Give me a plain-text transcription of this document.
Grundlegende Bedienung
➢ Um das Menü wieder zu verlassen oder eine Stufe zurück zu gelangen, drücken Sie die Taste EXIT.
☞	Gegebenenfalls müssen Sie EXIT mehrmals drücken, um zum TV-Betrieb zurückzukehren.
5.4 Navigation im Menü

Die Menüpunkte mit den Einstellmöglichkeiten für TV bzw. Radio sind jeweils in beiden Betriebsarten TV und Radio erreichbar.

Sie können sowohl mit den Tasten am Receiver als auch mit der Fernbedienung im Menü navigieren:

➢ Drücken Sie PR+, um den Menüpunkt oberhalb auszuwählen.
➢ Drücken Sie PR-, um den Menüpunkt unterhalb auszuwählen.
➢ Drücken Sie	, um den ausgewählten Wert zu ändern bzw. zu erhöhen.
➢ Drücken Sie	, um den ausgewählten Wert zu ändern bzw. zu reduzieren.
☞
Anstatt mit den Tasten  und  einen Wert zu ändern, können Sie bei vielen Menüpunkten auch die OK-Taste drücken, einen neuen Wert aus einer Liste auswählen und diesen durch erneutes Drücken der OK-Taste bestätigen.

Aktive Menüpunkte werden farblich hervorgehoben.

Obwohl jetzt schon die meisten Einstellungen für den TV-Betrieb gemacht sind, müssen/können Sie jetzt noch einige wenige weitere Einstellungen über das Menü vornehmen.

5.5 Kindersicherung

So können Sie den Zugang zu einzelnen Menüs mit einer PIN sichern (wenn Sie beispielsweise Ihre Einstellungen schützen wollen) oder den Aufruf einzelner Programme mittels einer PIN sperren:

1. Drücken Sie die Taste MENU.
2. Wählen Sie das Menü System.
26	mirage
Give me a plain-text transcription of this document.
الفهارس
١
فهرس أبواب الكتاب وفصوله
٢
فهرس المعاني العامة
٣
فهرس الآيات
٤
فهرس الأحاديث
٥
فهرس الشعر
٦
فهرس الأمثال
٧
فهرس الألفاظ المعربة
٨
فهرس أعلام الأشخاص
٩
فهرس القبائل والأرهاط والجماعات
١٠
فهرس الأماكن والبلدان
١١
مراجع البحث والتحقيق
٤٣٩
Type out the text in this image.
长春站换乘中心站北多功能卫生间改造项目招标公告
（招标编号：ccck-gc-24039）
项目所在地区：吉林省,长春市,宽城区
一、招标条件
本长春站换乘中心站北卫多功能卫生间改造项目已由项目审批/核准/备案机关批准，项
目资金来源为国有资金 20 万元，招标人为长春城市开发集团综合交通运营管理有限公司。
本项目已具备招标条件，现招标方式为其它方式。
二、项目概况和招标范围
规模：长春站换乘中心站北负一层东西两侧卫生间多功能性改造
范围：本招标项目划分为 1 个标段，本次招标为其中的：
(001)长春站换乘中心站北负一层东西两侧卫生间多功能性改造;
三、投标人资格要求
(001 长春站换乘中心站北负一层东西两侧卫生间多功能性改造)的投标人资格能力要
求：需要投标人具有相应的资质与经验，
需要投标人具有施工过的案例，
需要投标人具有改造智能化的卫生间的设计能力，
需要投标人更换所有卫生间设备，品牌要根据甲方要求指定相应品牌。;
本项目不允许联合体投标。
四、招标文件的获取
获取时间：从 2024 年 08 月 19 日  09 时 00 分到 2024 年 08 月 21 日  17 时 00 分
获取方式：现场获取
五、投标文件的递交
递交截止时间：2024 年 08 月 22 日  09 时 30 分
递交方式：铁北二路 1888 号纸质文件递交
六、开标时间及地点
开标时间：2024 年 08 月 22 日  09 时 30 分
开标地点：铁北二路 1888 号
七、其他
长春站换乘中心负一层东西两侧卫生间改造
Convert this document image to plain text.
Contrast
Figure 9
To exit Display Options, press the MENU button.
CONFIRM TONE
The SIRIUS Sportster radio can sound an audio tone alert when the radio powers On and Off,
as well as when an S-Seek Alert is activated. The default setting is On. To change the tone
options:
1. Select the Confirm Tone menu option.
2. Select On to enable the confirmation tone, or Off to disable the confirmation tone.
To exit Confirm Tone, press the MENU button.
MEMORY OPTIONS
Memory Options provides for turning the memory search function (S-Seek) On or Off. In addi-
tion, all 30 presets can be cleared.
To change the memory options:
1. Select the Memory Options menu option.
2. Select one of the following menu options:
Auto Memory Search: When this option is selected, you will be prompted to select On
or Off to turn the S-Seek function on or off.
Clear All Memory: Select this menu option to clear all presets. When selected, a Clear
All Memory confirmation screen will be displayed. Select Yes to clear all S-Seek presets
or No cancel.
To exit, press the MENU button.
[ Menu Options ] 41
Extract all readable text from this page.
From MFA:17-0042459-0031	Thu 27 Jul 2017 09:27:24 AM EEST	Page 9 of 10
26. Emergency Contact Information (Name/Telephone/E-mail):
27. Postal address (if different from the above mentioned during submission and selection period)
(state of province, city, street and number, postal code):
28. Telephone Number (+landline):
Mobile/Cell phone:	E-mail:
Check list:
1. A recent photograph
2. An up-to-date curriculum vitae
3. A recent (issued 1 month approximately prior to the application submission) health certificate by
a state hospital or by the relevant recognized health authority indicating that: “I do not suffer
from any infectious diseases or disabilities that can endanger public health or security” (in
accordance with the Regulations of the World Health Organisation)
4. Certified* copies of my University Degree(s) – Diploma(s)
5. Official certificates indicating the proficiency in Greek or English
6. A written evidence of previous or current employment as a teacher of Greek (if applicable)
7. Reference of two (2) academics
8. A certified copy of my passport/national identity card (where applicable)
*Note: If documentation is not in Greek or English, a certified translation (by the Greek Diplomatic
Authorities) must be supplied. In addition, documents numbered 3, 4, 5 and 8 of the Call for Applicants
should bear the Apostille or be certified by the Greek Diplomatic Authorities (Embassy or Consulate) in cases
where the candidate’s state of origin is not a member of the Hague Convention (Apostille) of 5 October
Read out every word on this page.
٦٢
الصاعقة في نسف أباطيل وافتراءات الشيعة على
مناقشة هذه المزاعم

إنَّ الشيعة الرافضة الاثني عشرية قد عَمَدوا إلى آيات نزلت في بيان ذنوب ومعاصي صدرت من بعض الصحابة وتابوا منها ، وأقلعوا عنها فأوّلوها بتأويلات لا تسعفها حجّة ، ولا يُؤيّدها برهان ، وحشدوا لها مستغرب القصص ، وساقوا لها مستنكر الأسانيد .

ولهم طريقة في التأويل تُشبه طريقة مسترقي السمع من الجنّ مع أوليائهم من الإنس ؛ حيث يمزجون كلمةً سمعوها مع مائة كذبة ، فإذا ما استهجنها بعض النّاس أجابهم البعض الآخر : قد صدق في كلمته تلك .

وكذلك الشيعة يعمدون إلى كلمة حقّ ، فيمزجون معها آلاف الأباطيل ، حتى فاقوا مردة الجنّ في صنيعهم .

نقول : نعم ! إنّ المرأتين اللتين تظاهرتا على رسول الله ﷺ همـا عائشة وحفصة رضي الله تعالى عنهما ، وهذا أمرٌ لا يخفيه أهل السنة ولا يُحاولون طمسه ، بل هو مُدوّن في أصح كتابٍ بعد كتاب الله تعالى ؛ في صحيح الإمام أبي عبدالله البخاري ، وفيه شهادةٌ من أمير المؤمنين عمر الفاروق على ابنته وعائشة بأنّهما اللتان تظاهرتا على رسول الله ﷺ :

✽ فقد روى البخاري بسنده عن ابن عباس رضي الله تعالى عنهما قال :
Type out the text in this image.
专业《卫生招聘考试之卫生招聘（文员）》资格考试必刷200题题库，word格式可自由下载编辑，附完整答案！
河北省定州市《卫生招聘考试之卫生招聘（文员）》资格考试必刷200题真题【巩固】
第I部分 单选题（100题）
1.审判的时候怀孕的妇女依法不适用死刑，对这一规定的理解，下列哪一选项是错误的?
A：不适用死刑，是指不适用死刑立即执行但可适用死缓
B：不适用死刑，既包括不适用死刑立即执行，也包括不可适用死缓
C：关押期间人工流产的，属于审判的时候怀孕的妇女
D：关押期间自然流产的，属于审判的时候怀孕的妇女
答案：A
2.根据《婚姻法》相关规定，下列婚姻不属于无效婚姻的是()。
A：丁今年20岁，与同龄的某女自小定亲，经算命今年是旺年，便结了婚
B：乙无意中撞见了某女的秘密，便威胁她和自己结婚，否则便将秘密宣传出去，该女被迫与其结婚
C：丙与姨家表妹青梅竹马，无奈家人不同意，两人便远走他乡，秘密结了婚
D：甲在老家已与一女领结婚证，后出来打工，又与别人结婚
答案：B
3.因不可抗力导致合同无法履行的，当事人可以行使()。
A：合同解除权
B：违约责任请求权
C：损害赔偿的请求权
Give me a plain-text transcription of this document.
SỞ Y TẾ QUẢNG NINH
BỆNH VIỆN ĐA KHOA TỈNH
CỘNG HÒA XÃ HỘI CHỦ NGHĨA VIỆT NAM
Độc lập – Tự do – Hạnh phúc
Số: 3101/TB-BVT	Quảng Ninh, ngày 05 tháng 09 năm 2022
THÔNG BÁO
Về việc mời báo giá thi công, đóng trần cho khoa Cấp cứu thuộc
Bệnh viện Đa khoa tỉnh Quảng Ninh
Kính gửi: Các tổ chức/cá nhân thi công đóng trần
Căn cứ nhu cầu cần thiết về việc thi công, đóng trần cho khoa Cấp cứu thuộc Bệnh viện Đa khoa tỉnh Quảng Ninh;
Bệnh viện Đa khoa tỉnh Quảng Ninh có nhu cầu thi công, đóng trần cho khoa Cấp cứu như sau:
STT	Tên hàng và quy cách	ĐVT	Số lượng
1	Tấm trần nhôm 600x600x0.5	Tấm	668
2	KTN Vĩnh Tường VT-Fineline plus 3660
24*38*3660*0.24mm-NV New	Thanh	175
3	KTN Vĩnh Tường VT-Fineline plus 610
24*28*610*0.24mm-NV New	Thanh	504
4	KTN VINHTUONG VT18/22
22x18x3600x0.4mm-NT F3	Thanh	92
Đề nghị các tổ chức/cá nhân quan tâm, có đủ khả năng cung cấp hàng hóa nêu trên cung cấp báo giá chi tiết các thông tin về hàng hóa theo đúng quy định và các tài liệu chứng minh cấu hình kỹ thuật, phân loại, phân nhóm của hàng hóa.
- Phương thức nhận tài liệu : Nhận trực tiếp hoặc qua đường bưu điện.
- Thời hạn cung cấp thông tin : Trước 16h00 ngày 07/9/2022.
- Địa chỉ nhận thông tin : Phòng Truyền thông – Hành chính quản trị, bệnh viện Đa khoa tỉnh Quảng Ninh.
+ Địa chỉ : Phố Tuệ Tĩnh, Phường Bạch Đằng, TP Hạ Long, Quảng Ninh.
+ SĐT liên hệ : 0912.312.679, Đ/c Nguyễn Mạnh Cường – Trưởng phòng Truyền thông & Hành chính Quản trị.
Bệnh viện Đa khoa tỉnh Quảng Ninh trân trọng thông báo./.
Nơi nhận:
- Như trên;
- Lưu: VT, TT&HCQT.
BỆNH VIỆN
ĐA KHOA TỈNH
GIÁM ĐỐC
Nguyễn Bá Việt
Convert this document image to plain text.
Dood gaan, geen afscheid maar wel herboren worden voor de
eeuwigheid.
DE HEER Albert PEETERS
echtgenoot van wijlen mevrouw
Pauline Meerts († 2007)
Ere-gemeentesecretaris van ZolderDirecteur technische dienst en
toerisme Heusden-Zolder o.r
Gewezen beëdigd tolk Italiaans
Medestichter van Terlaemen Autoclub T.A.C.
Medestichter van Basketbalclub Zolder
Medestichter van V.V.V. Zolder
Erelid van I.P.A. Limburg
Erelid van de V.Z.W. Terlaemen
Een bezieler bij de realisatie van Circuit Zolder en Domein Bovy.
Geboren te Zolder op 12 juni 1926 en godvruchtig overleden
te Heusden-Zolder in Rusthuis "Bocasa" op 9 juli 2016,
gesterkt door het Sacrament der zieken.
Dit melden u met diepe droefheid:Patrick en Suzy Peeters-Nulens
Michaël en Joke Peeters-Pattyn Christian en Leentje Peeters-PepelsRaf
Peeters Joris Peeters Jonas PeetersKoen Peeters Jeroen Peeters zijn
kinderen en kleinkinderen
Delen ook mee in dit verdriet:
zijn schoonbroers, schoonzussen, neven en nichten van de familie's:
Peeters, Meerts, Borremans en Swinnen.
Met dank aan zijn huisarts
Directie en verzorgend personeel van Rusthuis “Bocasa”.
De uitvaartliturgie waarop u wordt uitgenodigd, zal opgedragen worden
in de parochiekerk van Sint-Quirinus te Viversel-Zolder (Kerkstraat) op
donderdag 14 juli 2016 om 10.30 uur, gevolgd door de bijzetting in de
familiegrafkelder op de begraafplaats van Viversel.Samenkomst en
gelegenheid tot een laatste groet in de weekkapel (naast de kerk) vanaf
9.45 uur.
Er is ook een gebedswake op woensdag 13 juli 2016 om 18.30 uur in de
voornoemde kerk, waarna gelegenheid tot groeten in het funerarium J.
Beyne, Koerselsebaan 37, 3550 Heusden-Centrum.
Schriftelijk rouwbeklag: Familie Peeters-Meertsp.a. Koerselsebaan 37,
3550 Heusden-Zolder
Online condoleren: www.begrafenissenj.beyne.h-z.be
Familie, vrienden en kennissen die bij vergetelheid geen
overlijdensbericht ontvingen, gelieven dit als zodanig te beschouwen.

:::::

YOUR INSTRUCTIONS
Copy every line in the records above that contains the word "trên".

ANSWER FOR THIS EXERCISE
Đề nghị các tổ chức/cá nhân quan tâm, có đủ khả năng cung cấp hàng hóa nêu trên cung cấp báo giá chi tiết các thông tin về hàng hóa theo đúng quy định và các tài liệu chứng minh cấu hình kỹ thuật, phân loại, phân nhóm của hàng hóa.
- Như trên;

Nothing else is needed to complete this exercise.